#### AIM
Write out the records again, exactly, leaving none out.

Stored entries
/---

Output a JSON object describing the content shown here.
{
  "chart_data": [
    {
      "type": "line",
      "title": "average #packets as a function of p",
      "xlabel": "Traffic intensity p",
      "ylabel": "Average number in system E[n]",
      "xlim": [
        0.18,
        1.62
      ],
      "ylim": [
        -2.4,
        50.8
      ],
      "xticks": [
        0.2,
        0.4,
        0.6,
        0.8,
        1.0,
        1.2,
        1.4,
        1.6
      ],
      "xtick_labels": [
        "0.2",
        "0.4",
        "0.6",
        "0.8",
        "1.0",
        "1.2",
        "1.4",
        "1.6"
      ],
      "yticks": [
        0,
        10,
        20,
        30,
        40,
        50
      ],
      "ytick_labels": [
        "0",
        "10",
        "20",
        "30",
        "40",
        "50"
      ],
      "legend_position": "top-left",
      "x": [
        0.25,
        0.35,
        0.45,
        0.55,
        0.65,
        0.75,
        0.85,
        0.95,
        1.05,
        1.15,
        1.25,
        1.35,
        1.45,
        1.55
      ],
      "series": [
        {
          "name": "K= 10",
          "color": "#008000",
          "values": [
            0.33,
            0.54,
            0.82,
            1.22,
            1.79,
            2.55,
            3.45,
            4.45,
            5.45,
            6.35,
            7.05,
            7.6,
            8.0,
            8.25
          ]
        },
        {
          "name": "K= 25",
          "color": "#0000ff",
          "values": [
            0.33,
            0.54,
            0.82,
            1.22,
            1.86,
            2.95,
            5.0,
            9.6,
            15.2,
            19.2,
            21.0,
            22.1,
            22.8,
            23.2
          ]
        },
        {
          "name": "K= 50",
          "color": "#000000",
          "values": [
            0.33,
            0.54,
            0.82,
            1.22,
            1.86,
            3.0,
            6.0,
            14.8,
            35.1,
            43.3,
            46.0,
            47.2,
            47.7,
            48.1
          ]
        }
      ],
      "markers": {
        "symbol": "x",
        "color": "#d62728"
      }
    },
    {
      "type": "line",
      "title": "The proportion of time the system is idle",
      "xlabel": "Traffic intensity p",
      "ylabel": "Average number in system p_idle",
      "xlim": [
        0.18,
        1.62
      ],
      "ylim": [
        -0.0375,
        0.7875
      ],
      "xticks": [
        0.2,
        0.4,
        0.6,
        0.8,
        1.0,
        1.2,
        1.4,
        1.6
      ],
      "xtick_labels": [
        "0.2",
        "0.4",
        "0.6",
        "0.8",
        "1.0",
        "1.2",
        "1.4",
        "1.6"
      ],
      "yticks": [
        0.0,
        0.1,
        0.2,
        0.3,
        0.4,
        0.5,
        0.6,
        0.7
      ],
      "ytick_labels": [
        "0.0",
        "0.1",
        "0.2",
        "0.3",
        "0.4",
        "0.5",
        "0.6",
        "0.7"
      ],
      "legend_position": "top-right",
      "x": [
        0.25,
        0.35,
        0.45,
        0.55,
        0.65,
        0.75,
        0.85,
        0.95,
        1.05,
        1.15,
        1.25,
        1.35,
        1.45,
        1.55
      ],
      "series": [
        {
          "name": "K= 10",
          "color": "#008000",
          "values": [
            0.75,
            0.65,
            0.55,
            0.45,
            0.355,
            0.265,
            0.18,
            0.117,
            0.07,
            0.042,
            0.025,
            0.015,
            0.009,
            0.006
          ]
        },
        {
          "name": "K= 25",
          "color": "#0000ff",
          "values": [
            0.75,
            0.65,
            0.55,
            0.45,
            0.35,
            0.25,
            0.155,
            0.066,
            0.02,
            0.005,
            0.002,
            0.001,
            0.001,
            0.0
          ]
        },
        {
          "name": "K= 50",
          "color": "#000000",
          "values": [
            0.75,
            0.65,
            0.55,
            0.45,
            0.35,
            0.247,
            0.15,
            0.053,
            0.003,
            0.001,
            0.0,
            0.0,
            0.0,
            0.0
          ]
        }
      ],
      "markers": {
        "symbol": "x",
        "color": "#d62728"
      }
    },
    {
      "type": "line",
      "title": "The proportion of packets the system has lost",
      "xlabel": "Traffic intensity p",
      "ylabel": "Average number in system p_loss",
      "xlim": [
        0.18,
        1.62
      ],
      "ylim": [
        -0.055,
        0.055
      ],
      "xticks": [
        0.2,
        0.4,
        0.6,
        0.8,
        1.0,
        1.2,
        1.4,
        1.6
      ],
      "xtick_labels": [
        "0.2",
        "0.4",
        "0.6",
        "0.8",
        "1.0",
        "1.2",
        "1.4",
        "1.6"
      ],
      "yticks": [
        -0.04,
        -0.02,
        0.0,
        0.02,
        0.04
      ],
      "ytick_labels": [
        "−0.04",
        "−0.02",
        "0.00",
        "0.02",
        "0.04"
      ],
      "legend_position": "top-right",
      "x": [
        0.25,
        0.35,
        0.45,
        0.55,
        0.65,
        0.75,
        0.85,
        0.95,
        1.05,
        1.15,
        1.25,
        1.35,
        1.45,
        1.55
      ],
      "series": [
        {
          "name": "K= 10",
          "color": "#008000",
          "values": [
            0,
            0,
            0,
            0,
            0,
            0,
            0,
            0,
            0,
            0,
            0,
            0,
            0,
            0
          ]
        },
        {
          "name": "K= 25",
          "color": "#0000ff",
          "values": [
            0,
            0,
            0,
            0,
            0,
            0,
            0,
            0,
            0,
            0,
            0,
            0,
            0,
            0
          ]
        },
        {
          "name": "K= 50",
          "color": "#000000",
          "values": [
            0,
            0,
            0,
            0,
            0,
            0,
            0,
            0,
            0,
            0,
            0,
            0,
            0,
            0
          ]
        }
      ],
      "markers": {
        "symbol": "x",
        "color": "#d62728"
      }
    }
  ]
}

\---

#### THE RESPONSE
Output a JSON object describing the content shown here.
{
  "chart_data": [
    {
      "type": "line",
      "title": "average #packets as a function of p",
      "xlabel": "Traffic intensity p",
      "ylabel": "Average number in system E[n]",
      "xlim": [
        0.18,
        1.62
      ],
      "ylim": [
        -2.4,
        50.8
      ],
      "xticks": [
        0.2,
        0.4,
        0.6,
        0.8,
        1.0,
        1.2,
        1.4,
        1.6
      ],
      "xtick_labels": [
        "0.2",
        "0.4",
        "0.6",
        "0.8",
        "1.0",
        "1.2",
        "1.4",
        "1.6"
      ],
      "yticks": [
        0,
        10,
        20,
        30,
        40,
        50
      ],
      "ytick_labels": [
        "0",
        "10",
        "20",
        "30",
        "40",
        "50"
      ],
      "legend_position": "top-left",
      "x": [
        0.25,
        0.35,
        0.45,
        0.55,
        0.65,
        0.75,
        0.85,
        0.95,
        1.05,
        1.15,
        1.25,
        1.35,
        1.45,
        1.55
      ],
      "series": [
        {
          "name": "K= 10",
          "color": "#008000",
          "values": [
            0.33,
            0.54,
            0.82,
            1.22,
            1.79,
            2.55,
            3.45,
            4.45,
            5.45,
            6.35,
            7.05,
            7.6,
            8.0,
            8.25
          ]
        },
        {
          "name": "K= 25",
          "color": "#0000ff",
          "values": [
            0.33,
            0.54,
            0.82,
            1.22,
            1.86,
            2.95,
            5.0,
            9.6,
            15.2,
            19.2,
            21.0,
            22.1,
            22.8,
            23.2
          ]
        },
        {
          "name": "K= 50",
          "color": "#000000",
          "values": [
            0.33,
            0.54,
            0.82,
            1.22,
            1.86,
            3.0,
            6.0,
            14.8,
            35.1,
            43.3,
            46.0,
            47.2,
            47.7,
            48.1
          ]
        }
      ],
      "markers": {
        "symbol": "x",
        "color": "#d62728"
      }
    },
    {
      "type": "line",
      "title": "The proportion of time the system is idle",
      "xlabel": "Traffic intensity p",
      "ylabel": "Average number in system p_idle",
      "xlim": [
        0.18,
        1.62
      ],
      "ylim": [
        -0.0375,
        0.7875
      ],
      "xticks": [
        0.2,
        0.4,
        0.6,
        0.8,
        1.0,
        1.2,
        1.4,
        1.6
      ],
      "xtick_labels": [
        "0.2",
        "0.4",
        "0.6",
        "0.8",
        "1.0",
        "1.2",
        "1.4",
        "1.6"
      ],
      "yticks": [
        0.0,
        0.1,
        0.2,
        0.3,
        0.4,
        0.5,
        0.6,
        0.7
      ],
      "ytick_labels": [
        "0.0",
        "0.1",
        "0.2",
        "0.3",
        "0.4",
        "0.5",
        "0.6",
        "0.7"
      ],
      "legend_position": "top-right",
      "x": [
        0.25,
        0.35,
        0.45,
        0.55,
        0.65,
        0.75,
        0.85,
        0.95,
        1.05,
        1.15,
        1.25,
        1.35,
        1.45,
        1.55
      ],
      "series": [
        {
          "name": "K= 10",
          "color": "#008000",
          "values": [
            0.75,
            0.65,
            0.55,
            0.45,
            0.355,
            0.265,
            0.18,
            0.117,
            0.07,
            0.042,
            0.025,
            0.015,
            0.009,
            0.006
          ]
        },
        {
          "name": "K= 25",
          "color": "#0000ff",
          "values": [
            0.75,
            0.65,
            0.55,
            0.45,
            0.35,
            0.25,
            0.155,
            0.066,
            0.02,
            0.005,
            0.002,
            0.001,
            0.001,
            0.0
          ]
        },
        {
          "name": "K= 50",
          "color": "#000000",
          "values": [
            0.75,
            0.65,
            0.55,
            0.45,
            0.35,
            0.247,
            0.15,
            0.053,
            0.003,
            0.001,
            0.0,
            0.0,
            0.0,
            0.0
          ]
        }
      ],
      "markers": {
        "symbol": "x",
        "color": "#d62728"
      }
    },
    {
      "type": "line",
      "title": "The proportion of packets the system has lost",
      "xlabel": "Traffic intensity p",
      "ylabel": "Average number in system p_loss",
      "xlim": [
        0.18,
        1.62
      ],
      "ylim": [
        -0.055,
        0.055
      ],
      "xticks": [
        0.2,
        0.4,
        0.6,
        0.8,
        1.0,
        1.2,
        1.4,
        1.6
      ],
      "xtick_labels": [
        "0.2",
        "0.4",
        "0.6",
        "0.8",
        "1.0",
        "1.2",
        "1.4",
        "1.6"
      ],
      "yticks": [
        -0.04,
        -0.02,
        0.0,
        0.02,
        0.04
      ],
      "ytick_labels": [
        "−0.04",
        "−0.02",
        "0.00",
        "0.02",
        "0.04"
      ],
      "legend_position": "top-right",
      "x": [
        0.25,
        0.35,
        0.45,
        0.55,
        0.65,
        0.75,
        0.85,
        0.95,
        1.05,
        1.15,
        1.25,
        1.35,
        1.45,
        1.55
      ],
      "series": [
        {
          "name": "K= 10",
          "color": "#008000",
          "values": [
            0,
            0,
            0,
            0,
            0,
            0,
            0,
            0,
            0,
            0,
            0,
            0,
            0,
            0
          ]
        },
        {
          "name": "K= 25",
          "color": "#0000ff",
          "values": [
            0,
            0,
            0,
            0,
            0,
            0,
            0,
            0,
            0,
            0,
            0,
            0,
            0,
            0
          ]
        },
        {
          "name": "K= 50",
          "color": "#000000",
          "values": [
            0,
            0,
            0,
            0,
            0,
            0,
            0,
            0,
            0,
            0,
            0,
            0,
            0,
            0
          ]
        }
      ],
      "markers": {
        "symbol": "x",
        "color": "#d62728"
      }
    }
  ]
}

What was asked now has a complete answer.